### GIVEN RECORDS

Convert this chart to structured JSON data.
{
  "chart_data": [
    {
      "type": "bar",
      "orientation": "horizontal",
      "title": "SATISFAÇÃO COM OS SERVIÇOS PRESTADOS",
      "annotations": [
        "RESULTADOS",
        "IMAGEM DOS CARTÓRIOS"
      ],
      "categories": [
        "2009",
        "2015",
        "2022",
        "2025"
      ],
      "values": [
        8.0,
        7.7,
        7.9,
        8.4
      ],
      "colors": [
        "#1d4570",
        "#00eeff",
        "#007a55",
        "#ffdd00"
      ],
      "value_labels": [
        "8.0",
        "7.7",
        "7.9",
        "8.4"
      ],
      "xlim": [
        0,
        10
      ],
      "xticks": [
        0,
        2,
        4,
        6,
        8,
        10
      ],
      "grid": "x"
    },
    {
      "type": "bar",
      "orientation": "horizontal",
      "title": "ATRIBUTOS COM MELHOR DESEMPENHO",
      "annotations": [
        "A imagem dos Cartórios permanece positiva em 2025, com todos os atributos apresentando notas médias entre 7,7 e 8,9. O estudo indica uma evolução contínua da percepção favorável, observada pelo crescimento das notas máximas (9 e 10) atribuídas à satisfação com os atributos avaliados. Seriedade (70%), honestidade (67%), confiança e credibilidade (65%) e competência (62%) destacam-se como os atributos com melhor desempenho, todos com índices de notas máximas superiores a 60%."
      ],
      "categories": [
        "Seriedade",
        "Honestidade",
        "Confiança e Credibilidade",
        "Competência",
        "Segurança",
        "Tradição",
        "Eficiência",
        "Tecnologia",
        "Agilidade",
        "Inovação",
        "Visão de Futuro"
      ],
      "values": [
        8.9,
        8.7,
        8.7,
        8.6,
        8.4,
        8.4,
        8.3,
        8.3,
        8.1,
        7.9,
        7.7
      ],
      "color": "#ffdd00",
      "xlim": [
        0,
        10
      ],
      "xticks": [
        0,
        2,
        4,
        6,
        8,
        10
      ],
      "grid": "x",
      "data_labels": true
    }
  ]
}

######

WHAT IS REQUIRED
Please repeat the listing exactly, with nothing left out.

EXERCISE SOLUTION
Convert this chart to structured JSON data.
{
  "chart_data": [
    {
      "type": "bar",
      "orientation": "horizontal",
      "title": "SATISFAÇÃO COM OS SERVIÇOS PRESTADOS",
      "annotations": [
        "RESULTADOS",
        "IMAGEM DOS CARTÓRIOS"
      ],
      "categories": [
        "2009",
        "2015",
        "2022",
        "2025"
      ],
      "values": [
        8.0,
        7.7,
        7.9,
        8.4
      ],
      "colors": [
        "#1d4570",
        "#00eeff",
        "#007a55",
        "#ffdd00"
      ],
      "value_labels": [
        "8.0",
        "7.7",
        "7.9",
        "8.4"
      ],
      "xlim": [
        0,
        10
      ],
      "xticks": [
        0,
        2,
        4,
        6,
        8,
        10
      ],
      "grid": "x"
    },
    {
      "type": "bar",
      "orientation": "horizontal",
      "title": "ATRIBUTOS COM MELHOR DESEMPENHO",
      "annotations": [
        "A imagem dos Cartórios permanece positiva em 2025, com todos os atributos apresentando notas médias entre 7,7 e 8,9. O estudo indica uma evolução contínua da percepção favorável, observada pelo crescimento das notas máximas (9 e 10) atribuídas à satisfação com os atributos avaliados. Seriedade (70%), honestidade (67%), confiança e credibilidade (65%) e competência (62%) destacam-se como os atributos com melhor desempenho, todos com índices de notas máximas superiores a 60%."
      ],
      "categories": [
        "Seriedade",
        "Honestidade",
        "Confiança e Credibilidade",
        "Competência",
        "Segurança",
        "Tradição",
        "Eficiência",
        "Tecnologia",
        "Agilidade",
        "Inovação",
        "Visão de Futuro"
      ],
      "values": [
        8.9,
        8.7,
        8.7,
        8.6,
        8.4,
        8.4,
        8.3,
        8.3,
        8.1,
        7.9,
        7.7
      ],
      "color": "#ffdd00",
      "xlim": [
        0,
        10
      ],
      "xticks": [
        0,
        2,
        4,
        6,
        8,
        10
      ],
      "grid": "x",
      "data_labels": true
    }
  ]
}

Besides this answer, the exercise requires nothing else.